(PROVIDED RECORDS)
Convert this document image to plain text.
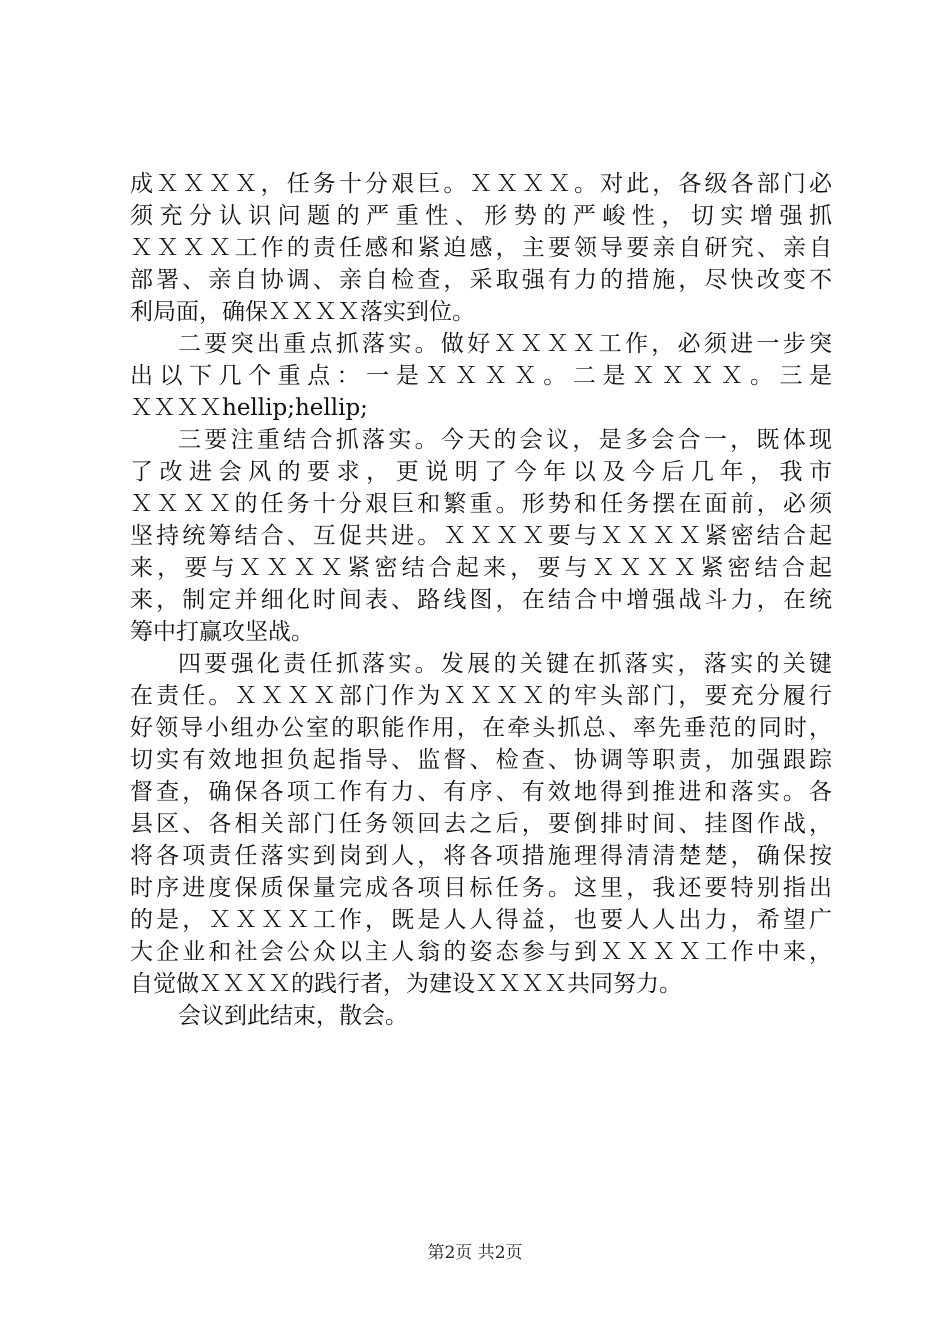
成ＸＸＸＸ，任务十分艰巨。ＸＸＸＸ。对此，各级各部门必
须充分认识问题的严重性、形势的严峻性，切实增强抓
ＸＸＸＸ工作的责任感和紧迫感，主要领导要亲自研究、亲自
部署、亲自协调、亲自检查，采取强有力的措施，尽快改变不
利局面，确保ＸＸＸＸ落实到位。
二要突出重点抓落实。做好ＸＸＸＸ工作，必须进一步突
出以下几个重点：一是ＸＸＸＸ。二是ＸＸＸＸ。三是
ＸＸＸＸhellip;hellip;
三要注重结合抓落实。今天的会议，是多会合一，既体现
了改进会风的要求，更说明了今年以及今后几年，我市
ＸＸＸＸ的任务十分艰巨和繁重。形势和任务摆在面前，必须
坚持统筹结合、互促共进。ＸＸＸＸ要与ＸＸＸＸ紧密结合起
来，要与ＸＸＸＸ紧密结合起来，要与ＸＸＸＸ紧密结合起
来，制定并细化时间表、路线图，在结合中增强战斗力，在统
筹中打赢攻坚战。
四要强化责任抓落实。发展的关键在抓落实，落实的关键
在责任。ＸＸＸＸ部门作为ＸＸＸＸ的牢头部门，要充分履行
好领导小组办公室的职能作用，在牵头抓总、率先垂范的同时，
切实有效地担负起指导、监督、检查、协调等职责，加强跟踪
督查，确保各项工作有力、有序、有效地得到推进和落实。各
县区、各相关部门任务领回去之后，要倒排时间、挂图作战，
将各项责任落实到岗到人，将各项措施理得清清楚楚，确保按
时序进度保质保量完成各项目标任务。这里，我还要特别指出
的是，ＸＸＸＸ工作，既是人人得益，也要人人出力，希望广
大企业和社会公众以主人翁的姿态参与到ＸＸＸＸ工作中来，
自觉做ＸＸＸＸ的践行者，为建设ＸＸＸＸ共同努力。
会议到此结束，散会。
第2页 共2页
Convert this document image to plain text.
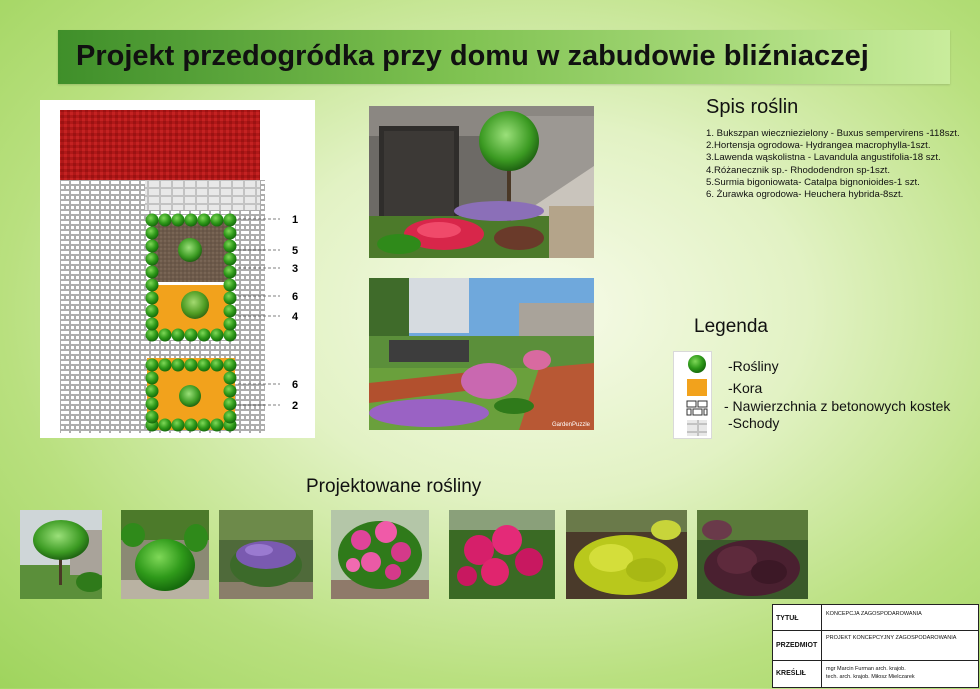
Projekt przedogródka przy domu w zabudowie bliźniaczej
1
5
3
6
4
6
2
GardenPuzzle
Spis roślin
1. Bukszpan wieczniezielony - Buxus sempervirens -118szt.
2.Hortensja ogrodowa- Hydrangea macrophylla-1szt.
3.Lawenda wąskolistna - Lavandula angustifolia-18 szt.
4.Różanecznik sp.- Rhododendron sp-1szt.
5.Surmia bigoniowata- Catalpa bignonioides-1 szt.
6. Żurawka ogrodowa- Heuchera hybrida-8szt.
Legenda
-Rośliny
-Kora
- Nawierzchnia z betonowych kostek
-Schody
Projektowane rośliny
TYTUŁ
KONCEPCJA ZAGOSPODAROWANIA
PRZEDMIOT
PROJEKT KONCEPCYJNY ZAGOSPODAROWANIA
KREŚLIŁ
mgr Marcin Furman arch. krajob.
tech. arch. krajob. Miłosz Mielczarek
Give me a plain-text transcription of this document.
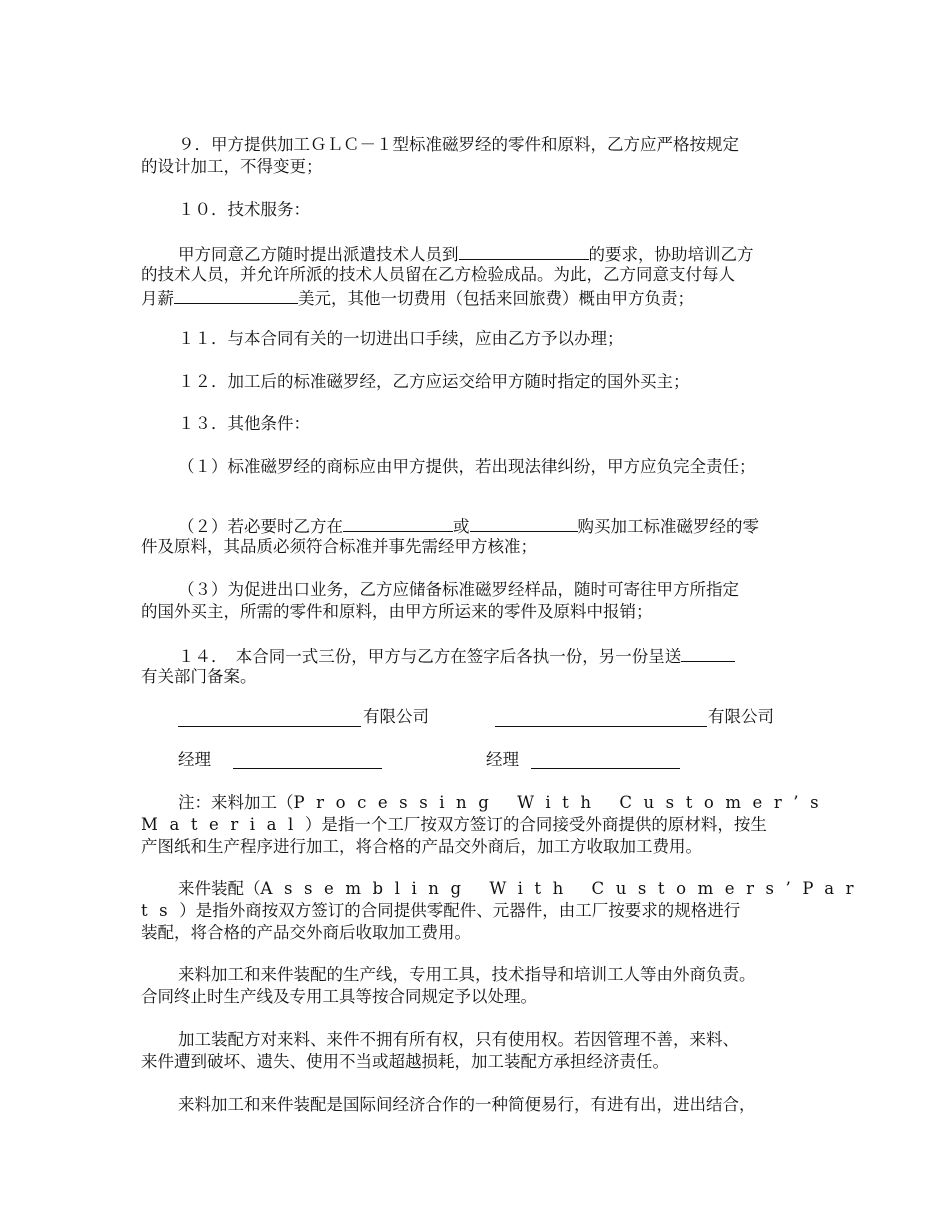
９．甲方提供加工ＧＬＣ－１型标准磁罗经的零件和原料，乙方应严格按规定
的设计加工，不得变更；
１０．技术服务：
甲方同意乙方随时提出派遣技术人员到	的要求，协助培训乙方
的技术人员，并允许所派的技术人员留在乙方检验成品。为此，乙方同意支付每人
月薪	美元，其他一切费用（包括来回旅费）概由甲方负责；
１１．与本合同有关的一切进出口手续，应由乙方予以办理；
１２．加工后的标准磁罗经，乙方应运交给甲方随时指定的国外买主；
１３．其他条件：
（１）标准磁罗经的商标应由甲方提供，若出现法律纠纷，甲方应负完全责任；
（２）若必要时乙方在	或	购买加工标准磁罗经的零
件及原料，其品质必须符合标准并事先需经甲方核准；
（３）为促进出口业务，乙方应储备标准磁罗经样品，随时可寄往甲方所指定
的国外买主，所需的零件和原料，由甲方所运来的零件及原料中报销；
１４．　本合同一式三份，甲方与乙方在签字后各执一份，另一份呈送
有关部门备案。
有限公司	有限公司
经理	经理
注：来料加工（Processing With Customer’s
Material）是指一个工厂按双方签订的合同接受外商提供的原材料，按生
产图纸和生产程序进行加工，将合格的产品交外商后，加工方收取加工费用。
来件装配（Assembling With Customers’Par
ts）是指外商按双方签订的合同提供零配件、元器件，由工厂按要求的规格进行
装配，将合格的产品交外商后收取加工费用。
来料加工和来件装配的生产线，专用工具，技术指导和培训工人等由外商负责。
合同终止时生产线及专用工具等按合同规定予以处理。
加工装配方对来料、来件不拥有所有权，只有使用权。若因管理不善，来料、
来件遭到破坏、遗失、使用不当或超越损耗，加工装配方承担经济责任。
来料加工和来件装配是国际间经济合作的一种简便易行，有进有出，进出结合，
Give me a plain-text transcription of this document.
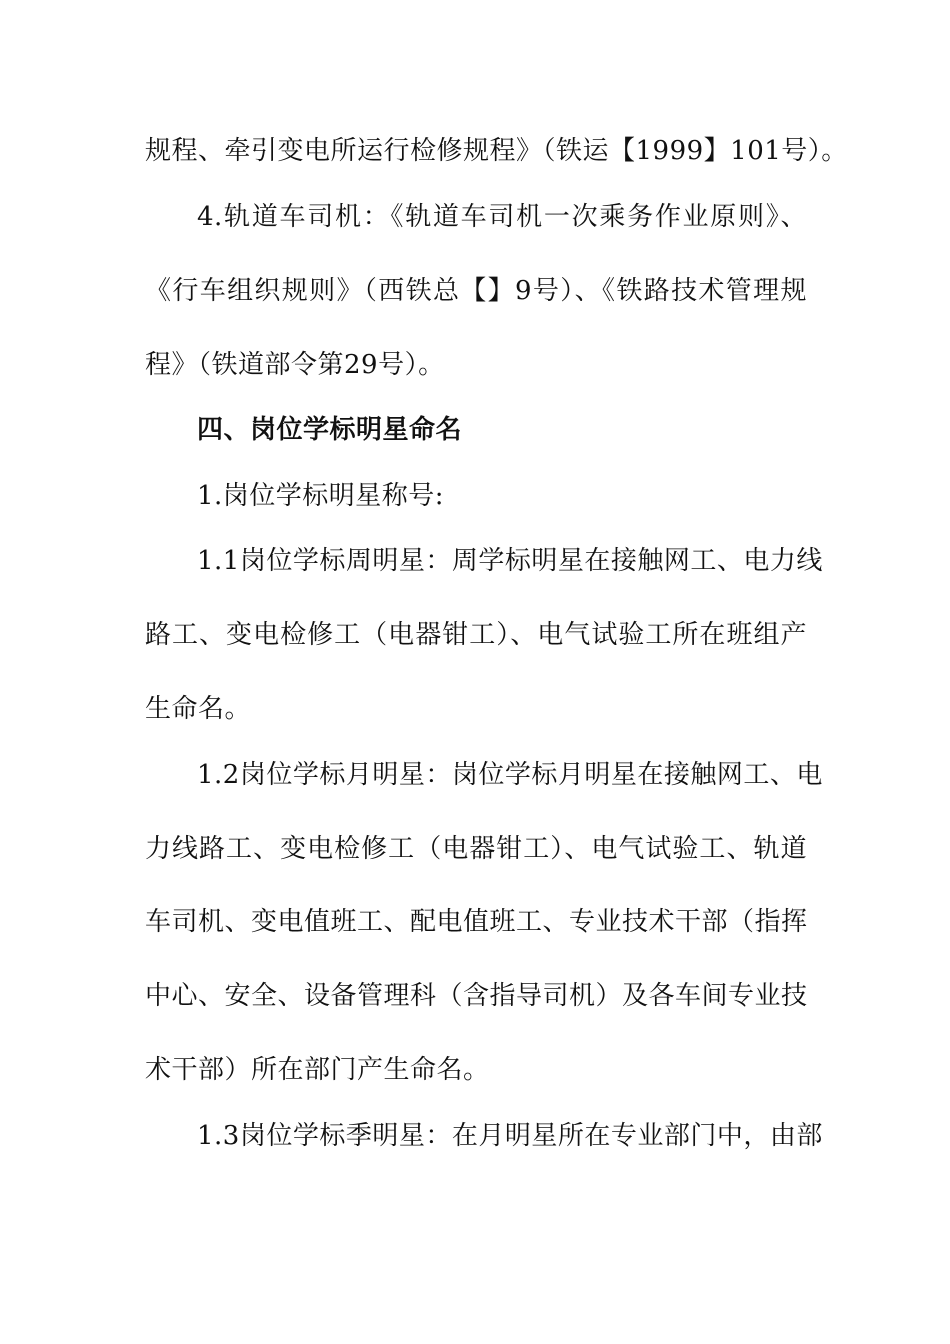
规程、牵引变电所运行检修规程》（铁运【1999】101号）。
4.轨道车司机：《轨道车司机一次乘务作业原则》、
《行车组织规则》（西铁总【】9号）、《铁路技术管理规
程》（铁道部令第29号）。
四、岗位学标明星命名
1.岗位学标明星称号:
1.1岗位学标周明星：周学标明星在接触网工、电力线
路工、变电检修工（电器钳工）、电气试验工所在班组产
生命名。
1.2岗位学标月明星：岗位学标月明星在接触网工、电
力线路工、变电检修工（电器钳工）、电气试验工、轨道
车司机、变电值班工、配电值班工、专业技术干部（指挥
中心、安全、设备管理科（含指导司机）及各车间专业技
术干部）所在部门产生命名。
1.3岗位学标季明星：在月明星所在专业部门中，由部
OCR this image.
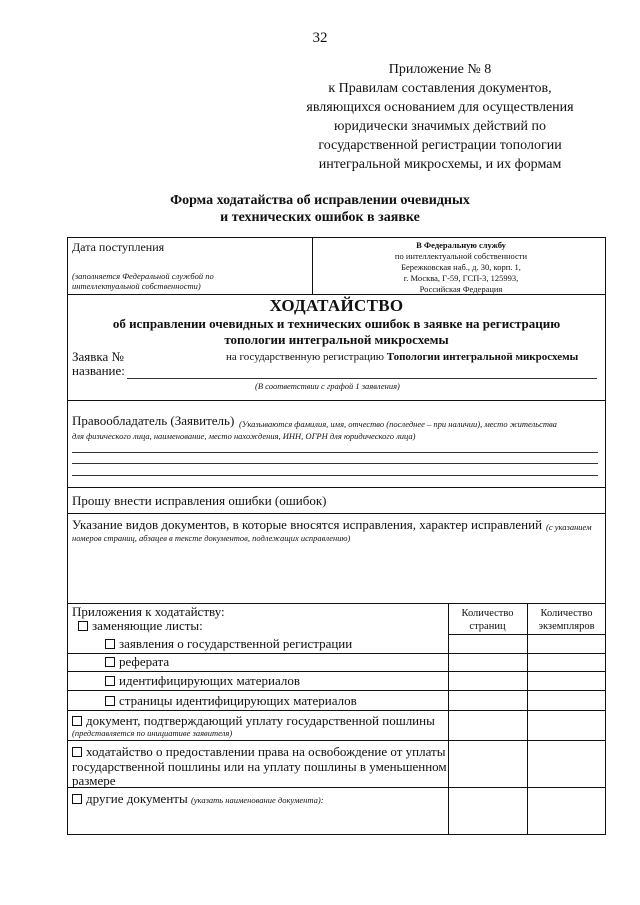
32
Приложение № 8
к Правилам составления документов,
являющихся основанием для осуществления
юридически значимых действий по
государственной регистрации топологии
интегральной микросхемы, и их формам
Форма ходатайства об исправлении очевидных
и технических ошибок в заявке
Дата поступления
(заполняется Федеральной службой по
интеллектуальной собственности)
В Федеральную службу
по интеллектуальной собственности
Бережковская наб., д. 30, корп. 1,
г. Москва, Г-59, ГСП-3, 125993,
Российская Федерация
ХОДАТАЙСТВО
об исправлении очевидных и технических ошибок в заявке на регистрацию
топологии интегральной микросхемы
Заявка №	на государственную регистрацию Топологии интегральной микросхемы
название:
(В соответствии с графой 1 заявления)
Правообладатель (Заявитель) (Указываются фамилия, имя, отчество (последнее – при наличии), место жительства
для физического лица, наименование, место нахождения, ИНН, ОГРН для юридического лица)
Прошу внести исправления ошибки (ошибок)
Указание видов документов, в которые вносятся исправления, характер исправлений (с указанием
номеров страниц, абзацев в тексте документов, подлежащих исправлению)
Приложения к ходатайству:	Количество
страниц
Количество
экземпляров
заменяющие листы:
заявления о государственной регистрации
реферата
идентифицирующих материалов
страницы идентифицирующих материалов
документ, подтверждающий уплату государственной пошлины
(представляется по инициативе заявителя)
ходатайство о предоставлении права на освобождение от уплаты
государственной пошлины или на уплату пошлины в уменьшенном
размере
другие документы (указать наименование документа):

(OBJECTIVE)
Pull out each line of the entries that contains "ZAGOSPODAROWANIA".

(RESPONSE TO THE EXERCISE)
KONCEPCJA ZAGOSPODAROWANIA
PROJEKT KONCEPCYJNY ZAGOSPODAROWANIA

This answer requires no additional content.